■ **Goal of the exercise**: From the listing that follows, extract every line and set it down unaltered.

■ **Dataset records**:
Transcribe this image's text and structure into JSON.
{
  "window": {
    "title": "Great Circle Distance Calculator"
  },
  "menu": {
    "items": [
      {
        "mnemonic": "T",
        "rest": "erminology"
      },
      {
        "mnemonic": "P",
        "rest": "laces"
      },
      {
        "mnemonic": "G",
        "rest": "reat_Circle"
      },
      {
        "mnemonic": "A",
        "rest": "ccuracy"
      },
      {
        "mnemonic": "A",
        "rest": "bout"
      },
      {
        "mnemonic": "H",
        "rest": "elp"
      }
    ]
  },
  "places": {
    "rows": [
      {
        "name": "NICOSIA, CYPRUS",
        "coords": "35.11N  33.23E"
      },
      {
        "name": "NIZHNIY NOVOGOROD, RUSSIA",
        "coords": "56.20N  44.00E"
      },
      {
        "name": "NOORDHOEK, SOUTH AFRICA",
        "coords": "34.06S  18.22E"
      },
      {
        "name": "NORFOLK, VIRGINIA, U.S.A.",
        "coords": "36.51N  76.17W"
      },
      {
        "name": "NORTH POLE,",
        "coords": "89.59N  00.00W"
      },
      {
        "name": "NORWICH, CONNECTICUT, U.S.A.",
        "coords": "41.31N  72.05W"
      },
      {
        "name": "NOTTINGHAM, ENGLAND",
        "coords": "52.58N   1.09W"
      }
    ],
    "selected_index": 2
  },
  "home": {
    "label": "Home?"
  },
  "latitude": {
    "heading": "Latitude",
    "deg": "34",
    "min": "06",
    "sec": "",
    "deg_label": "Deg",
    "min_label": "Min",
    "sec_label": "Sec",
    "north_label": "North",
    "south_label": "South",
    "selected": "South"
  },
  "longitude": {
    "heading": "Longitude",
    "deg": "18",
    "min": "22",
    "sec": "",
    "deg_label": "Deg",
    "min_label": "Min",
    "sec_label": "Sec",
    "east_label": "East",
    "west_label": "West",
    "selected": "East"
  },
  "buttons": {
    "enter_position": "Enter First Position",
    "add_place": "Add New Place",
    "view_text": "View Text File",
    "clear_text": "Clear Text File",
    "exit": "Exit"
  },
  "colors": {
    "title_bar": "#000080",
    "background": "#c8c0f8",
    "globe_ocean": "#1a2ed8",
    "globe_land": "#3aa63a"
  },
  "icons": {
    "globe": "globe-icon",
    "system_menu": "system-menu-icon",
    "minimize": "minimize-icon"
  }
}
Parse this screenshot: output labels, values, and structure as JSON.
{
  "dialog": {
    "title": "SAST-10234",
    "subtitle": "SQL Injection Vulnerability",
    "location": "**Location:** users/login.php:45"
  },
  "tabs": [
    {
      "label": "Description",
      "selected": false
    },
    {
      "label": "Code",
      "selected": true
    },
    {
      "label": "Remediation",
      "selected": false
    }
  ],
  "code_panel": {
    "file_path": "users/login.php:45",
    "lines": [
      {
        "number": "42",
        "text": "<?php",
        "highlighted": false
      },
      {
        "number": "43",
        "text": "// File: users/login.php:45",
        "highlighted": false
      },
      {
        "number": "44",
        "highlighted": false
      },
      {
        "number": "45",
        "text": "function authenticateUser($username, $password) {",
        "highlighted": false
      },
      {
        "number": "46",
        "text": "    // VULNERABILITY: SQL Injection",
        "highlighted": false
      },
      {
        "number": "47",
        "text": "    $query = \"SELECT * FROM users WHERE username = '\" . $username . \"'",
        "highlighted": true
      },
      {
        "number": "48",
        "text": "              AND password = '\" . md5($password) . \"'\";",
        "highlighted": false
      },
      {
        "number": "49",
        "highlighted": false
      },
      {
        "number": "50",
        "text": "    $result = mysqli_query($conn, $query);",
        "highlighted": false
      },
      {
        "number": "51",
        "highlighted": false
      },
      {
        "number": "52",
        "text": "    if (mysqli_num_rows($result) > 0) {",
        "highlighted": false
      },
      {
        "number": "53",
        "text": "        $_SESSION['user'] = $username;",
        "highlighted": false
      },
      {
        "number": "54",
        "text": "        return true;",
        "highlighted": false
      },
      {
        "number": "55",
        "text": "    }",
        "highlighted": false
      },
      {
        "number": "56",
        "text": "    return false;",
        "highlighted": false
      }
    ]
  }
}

■ **Result of the task**:
Transcribe this image's text and structure into JSON.
{
  "window": {
    "title": "Great Circle Distance Calculator"
  },
  "menu": {
    "items": [
      {
        "mnemonic": "T",
        "rest": "erminology"
      },
      {
        "mnemonic": "P",
        "rest": "laces"
      },
      {
        "mnemonic": "G",
        "rest": "reat_Circle"
      },
      {
        "mnemonic": "A",
        "rest": "ccuracy"
      },
      {
        "mnemonic": "A",
        "rest": "bout"
      },
      {
        "mnemonic": "H",
        "rest": "elp"
      }
    ]
  },
  "places": {
    "rows": [
      {
        "name": "NICOSIA, CYPRUS",
        "coords": "35.11N  33.23E"
      },
      {
        "name": "NIZHNIY NOVOGOROD, RUSSIA",
        "coords": "56.20N  44.00E"
      },
      {
        "name": "NOORDHOEK, SOUTH AFRICA",
        "coords": "34.06S  18.22E"
      },
      {
        "name": "NORFOLK, VIRGINIA, U.S.A.",
        "coords": "36.51N  76.17W"
      },
      {
        "name": "NORTH POLE,",
        "coords": "89.59N  00.00W"
      },
      {
        "name": "NORWICH, CONNECTICUT, U.S.A.",
        "coords": "41.31N  72.05W"
      },
      {
        "name": "NOTTINGHAM, ENGLAND",
        "coords": "52.58N   1.09W"
      }
    ],
    "selected_index": 2
  },
  "home": {
    "label": "Home?"
  },
  "latitude": {
    "heading": "Latitude",
    "deg": "34",
    "min": "06",
    "sec": "",
    "deg_label": "Deg",
    "min_label": "Min",
    "sec_label": "Sec",
    "north_label": "North",
    "south_label": "South",
    "selected": "South"
  },
  "longitude": {
    "heading": "Longitude",
    "deg": "18",
    "min": "22",
    "sec": "",
    "deg_label": "Deg",
    "min_label": "Min",
    "sec_label": "Sec",
    "east_label": "East",
    "west_label": "West",
    "selected": "East"
  },
  "buttons": {
    "enter_position": "Enter First Position",
    "add_place": "Add New Place",
    "view_text": "View Text File",
    "clear_text": "Clear Text File",
    "exit": "Exit"
  },
  "colors": {
    "title_bar": "#000080",
    "background": "#c8c0f8",
    "globe_ocean": "#1a2ed8",
    "globe_land": "#3aa63a"
  },
  "icons": {
    "globe": "globe-icon",
    "system_menu": "system-menu-icon",
    "minimize": "minimize-icon"
  }
}
Parse this screenshot: output labels, values, and structure as JSON.
{
  "dialog": {
    "title": "SAST-10234",
    "subtitle": "SQL Injection Vulnerability",
    "location": "**Location:** users/login.php:45"
  },
  "tabs": [
    {
      "label": "Description",
      "selected": false
    },
    {
      "label": "Code",
      "selected": true
    },
    {
      "label": "Remediation",
      "selected": false
    }
  ],
  "code_panel": {
    "file_path": "users/login.php:45",
    "lines": [
      {
        "number": "42",
        "text": "<?php",
        "highlighted": false
      },
      {
        "number": "43",
        "text": "// File: users/login.php:45",
        "highlighted": false
      },
      {
        "number": "44",
        "highlighted": false
      },
      {
        "number": "45",
        "text": "function authenticateUser($username, $password) {",
        "highlighted": false
      },
      {
        "number": "46",
        "text": "    // VULNERABILITY: SQL Injection",
        "highlighted": false
      },
      {
        "number": "47",
        "text": "    $query = \"SELECT * FROM users WHERE username = '\" . $username . \"'",
        "highlighted": true
      },
      {
        "number": "48",
        "text": "              AND password = '\" . md5($password) . \"'\";",
        "highlighted": false
      },
      {
        "number": "49",
        "highlighted": false
      },
      {
        "number": "50",
        "text": "    $result = mysqli_query($conn, $query);",
        "highlighted": false
      },
      {
        "number": "51",
        "highlighted": false
      },
      {
        "number": "52",
        "text": "    if (mysqli_num_rows($result) > 0) {",
        "highlighted": false
      },
      {
        "number": "53",
        "text": "        $_SESSION['user'] = $username;",
        "highlighted": false
      },
      {
        "number": "54",
        "text": "        return true;",
        "highlighted": false
      },
      {
        "number": "55",
        "text": "    }",
        "highlighted": false
      },
      {
        "number": "56",
        "text": "    return false;",
        "highlighted": false
      }
    ]
  }
}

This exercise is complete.